─── DATA

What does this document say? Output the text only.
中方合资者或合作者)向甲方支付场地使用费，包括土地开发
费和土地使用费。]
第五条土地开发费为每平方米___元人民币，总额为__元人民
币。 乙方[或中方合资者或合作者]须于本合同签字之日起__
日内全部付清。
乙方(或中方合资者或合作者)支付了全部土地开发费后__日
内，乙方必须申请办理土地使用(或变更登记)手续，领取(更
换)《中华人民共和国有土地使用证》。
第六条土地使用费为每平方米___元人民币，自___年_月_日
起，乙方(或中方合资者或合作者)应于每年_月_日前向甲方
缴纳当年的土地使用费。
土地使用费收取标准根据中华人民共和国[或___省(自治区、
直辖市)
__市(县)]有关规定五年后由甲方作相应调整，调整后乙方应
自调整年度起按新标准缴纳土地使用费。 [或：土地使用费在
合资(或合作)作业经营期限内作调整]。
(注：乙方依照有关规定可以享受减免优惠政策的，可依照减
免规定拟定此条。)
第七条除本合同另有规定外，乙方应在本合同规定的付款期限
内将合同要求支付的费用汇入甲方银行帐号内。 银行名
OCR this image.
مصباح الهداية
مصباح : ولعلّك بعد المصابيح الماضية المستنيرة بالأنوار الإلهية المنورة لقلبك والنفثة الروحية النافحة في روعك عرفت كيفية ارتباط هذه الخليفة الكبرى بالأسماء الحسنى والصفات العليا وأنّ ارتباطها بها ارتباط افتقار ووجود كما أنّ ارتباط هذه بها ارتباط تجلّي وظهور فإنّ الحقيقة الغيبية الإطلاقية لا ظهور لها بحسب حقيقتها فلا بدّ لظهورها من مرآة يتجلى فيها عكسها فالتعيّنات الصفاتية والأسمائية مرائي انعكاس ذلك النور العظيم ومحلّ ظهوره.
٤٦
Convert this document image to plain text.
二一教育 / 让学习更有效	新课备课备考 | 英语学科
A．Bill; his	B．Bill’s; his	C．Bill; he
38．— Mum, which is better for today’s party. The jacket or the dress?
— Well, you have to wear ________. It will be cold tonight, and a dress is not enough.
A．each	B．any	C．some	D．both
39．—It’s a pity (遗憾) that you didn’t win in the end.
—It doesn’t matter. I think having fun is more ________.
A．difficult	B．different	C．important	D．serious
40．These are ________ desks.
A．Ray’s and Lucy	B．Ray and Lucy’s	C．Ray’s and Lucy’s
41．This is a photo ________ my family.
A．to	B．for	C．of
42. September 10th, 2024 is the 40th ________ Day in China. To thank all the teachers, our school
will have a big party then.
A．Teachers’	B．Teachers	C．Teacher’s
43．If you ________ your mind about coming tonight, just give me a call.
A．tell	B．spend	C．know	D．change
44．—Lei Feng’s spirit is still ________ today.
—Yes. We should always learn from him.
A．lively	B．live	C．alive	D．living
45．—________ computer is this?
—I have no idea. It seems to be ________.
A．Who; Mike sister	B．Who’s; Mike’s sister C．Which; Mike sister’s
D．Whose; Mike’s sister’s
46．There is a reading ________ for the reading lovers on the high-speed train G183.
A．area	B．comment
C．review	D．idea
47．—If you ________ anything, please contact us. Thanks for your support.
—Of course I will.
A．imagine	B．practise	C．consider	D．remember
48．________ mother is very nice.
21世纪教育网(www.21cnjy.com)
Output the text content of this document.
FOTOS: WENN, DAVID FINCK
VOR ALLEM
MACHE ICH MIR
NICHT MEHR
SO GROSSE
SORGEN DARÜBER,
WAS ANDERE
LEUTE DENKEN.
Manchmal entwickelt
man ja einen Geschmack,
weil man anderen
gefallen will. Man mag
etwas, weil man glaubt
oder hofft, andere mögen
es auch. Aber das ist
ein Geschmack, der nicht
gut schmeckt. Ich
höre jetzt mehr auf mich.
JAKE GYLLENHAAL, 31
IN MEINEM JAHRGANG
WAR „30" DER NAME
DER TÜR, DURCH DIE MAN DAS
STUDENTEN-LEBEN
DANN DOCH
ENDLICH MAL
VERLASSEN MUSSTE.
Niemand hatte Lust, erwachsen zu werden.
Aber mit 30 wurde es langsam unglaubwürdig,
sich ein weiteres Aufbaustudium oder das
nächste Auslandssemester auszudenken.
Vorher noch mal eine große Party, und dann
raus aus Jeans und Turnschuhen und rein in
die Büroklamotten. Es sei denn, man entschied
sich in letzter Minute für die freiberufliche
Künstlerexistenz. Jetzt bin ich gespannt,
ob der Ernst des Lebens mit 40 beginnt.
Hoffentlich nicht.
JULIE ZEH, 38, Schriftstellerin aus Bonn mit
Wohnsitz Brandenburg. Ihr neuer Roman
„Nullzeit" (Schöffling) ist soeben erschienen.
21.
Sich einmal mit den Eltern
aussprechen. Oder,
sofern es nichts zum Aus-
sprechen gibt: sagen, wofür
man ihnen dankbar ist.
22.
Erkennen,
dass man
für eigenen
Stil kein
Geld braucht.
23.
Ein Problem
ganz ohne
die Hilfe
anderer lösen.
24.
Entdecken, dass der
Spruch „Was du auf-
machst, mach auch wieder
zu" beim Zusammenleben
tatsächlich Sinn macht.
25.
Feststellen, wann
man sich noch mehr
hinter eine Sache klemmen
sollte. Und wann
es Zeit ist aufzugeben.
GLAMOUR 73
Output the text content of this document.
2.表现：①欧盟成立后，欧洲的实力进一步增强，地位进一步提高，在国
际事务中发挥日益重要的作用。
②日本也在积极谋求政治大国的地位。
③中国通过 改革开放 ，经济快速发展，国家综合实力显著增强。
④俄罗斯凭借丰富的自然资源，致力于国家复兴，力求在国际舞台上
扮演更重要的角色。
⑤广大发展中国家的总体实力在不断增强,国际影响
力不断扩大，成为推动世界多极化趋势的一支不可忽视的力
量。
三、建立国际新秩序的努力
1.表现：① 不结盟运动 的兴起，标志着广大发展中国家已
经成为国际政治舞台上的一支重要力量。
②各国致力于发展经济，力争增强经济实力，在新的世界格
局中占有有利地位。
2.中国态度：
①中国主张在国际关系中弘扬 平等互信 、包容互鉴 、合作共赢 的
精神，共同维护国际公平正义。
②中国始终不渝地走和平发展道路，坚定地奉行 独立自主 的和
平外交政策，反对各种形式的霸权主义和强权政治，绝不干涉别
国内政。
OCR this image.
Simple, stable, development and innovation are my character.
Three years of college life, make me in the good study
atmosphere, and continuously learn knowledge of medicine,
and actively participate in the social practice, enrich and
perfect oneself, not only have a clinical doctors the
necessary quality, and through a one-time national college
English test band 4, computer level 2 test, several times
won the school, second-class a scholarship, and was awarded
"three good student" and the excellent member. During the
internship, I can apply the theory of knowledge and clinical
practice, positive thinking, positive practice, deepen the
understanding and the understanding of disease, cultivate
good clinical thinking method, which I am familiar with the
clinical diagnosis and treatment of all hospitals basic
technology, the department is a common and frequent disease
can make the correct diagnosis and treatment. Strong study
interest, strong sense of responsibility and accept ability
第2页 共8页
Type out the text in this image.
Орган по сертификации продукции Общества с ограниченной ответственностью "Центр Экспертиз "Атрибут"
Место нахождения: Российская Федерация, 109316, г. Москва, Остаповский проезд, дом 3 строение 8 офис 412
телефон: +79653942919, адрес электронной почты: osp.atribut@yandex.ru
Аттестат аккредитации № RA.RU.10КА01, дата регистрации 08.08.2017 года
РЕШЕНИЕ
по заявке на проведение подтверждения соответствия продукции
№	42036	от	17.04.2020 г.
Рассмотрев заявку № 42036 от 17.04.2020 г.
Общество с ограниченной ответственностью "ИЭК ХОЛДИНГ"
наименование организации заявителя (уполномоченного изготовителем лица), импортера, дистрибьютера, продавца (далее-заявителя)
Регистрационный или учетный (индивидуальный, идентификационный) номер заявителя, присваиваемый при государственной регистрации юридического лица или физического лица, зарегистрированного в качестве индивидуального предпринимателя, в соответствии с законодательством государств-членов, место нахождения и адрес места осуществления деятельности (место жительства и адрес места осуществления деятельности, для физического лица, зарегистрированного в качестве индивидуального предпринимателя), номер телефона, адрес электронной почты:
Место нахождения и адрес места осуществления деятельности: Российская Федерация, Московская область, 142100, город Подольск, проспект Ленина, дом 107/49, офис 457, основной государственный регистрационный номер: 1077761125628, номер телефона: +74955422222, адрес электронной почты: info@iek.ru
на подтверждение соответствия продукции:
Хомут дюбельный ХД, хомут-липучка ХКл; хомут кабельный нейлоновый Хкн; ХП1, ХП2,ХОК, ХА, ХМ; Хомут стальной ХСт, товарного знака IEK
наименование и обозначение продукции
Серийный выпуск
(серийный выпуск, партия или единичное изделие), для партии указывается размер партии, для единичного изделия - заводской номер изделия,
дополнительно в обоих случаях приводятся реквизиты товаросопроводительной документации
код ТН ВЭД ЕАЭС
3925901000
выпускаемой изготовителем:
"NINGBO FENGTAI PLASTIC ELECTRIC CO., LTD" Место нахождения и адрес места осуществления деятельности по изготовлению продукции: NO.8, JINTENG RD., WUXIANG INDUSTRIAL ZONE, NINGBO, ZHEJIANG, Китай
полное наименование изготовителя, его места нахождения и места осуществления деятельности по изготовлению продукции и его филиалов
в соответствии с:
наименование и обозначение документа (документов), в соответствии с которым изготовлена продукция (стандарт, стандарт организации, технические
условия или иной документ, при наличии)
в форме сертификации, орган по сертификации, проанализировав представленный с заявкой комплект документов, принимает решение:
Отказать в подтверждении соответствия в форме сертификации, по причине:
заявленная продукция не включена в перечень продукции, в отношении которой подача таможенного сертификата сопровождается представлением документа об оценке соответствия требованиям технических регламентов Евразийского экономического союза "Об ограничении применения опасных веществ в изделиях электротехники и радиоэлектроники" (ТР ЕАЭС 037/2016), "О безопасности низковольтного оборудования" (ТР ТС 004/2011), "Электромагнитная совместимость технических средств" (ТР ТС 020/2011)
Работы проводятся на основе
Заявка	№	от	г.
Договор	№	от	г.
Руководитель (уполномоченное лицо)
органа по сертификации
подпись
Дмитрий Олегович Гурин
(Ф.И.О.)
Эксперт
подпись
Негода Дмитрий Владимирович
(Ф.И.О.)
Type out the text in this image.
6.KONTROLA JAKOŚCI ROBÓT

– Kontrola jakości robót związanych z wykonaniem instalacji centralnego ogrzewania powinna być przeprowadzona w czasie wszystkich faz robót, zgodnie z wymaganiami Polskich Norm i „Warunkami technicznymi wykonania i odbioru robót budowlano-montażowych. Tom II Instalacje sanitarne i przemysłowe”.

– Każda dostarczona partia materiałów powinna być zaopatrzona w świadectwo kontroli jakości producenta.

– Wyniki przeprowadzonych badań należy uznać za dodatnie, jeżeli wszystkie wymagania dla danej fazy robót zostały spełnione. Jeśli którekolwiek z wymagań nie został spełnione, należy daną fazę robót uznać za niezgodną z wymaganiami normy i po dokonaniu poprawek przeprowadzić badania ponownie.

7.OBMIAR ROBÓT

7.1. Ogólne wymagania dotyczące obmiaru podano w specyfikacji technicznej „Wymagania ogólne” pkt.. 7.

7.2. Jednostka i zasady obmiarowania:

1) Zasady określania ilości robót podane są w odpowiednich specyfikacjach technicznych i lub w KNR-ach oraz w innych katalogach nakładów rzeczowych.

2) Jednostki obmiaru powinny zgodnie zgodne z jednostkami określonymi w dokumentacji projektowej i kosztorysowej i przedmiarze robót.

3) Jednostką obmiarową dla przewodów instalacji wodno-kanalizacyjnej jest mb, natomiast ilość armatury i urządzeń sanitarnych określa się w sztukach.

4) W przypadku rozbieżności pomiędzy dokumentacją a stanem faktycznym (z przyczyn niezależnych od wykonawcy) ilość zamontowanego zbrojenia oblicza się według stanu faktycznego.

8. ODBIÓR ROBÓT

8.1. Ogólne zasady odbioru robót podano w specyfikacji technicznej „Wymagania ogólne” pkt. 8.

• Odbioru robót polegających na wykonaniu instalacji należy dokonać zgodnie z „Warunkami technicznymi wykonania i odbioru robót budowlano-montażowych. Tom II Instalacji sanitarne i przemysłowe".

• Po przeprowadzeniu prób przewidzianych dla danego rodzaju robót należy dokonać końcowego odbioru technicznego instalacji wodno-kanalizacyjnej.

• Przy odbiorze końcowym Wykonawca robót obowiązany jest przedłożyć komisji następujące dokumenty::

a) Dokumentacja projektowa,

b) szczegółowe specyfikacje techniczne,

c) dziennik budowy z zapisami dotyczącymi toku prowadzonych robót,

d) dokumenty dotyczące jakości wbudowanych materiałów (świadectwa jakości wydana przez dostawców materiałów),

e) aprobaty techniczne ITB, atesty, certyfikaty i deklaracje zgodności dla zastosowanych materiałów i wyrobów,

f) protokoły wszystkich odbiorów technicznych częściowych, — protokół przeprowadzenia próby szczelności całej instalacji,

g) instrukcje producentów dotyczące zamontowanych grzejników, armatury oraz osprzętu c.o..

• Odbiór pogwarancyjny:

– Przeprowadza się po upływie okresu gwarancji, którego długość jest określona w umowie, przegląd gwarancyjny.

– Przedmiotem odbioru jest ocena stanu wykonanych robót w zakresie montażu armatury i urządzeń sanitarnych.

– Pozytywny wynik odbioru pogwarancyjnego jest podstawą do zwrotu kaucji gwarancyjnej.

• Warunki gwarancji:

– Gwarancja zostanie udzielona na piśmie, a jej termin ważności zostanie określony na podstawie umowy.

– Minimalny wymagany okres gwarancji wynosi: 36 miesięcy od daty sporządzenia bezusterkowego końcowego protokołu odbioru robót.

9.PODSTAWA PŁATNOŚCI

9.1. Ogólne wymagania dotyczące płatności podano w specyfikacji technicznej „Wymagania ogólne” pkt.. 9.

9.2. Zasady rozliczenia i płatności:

──────

▶ _PROBLEM REQUIREMENTS_:
Where a line above contains the word "urządzeń", copy that line.

▶ _ANSWER TO THIS EXERCISE_:
3) Jednostką obmiarową dla przewodów instalacji wodno-kanalizacyjnej jest mb, natomiast ilość armatury i urządzeń sanitarnych określa się w sztukach.
– Przedmiotem odbioru jest ocena stanu wykonanych robót w zakresie montażu armatury i urządzeń sanitarnych.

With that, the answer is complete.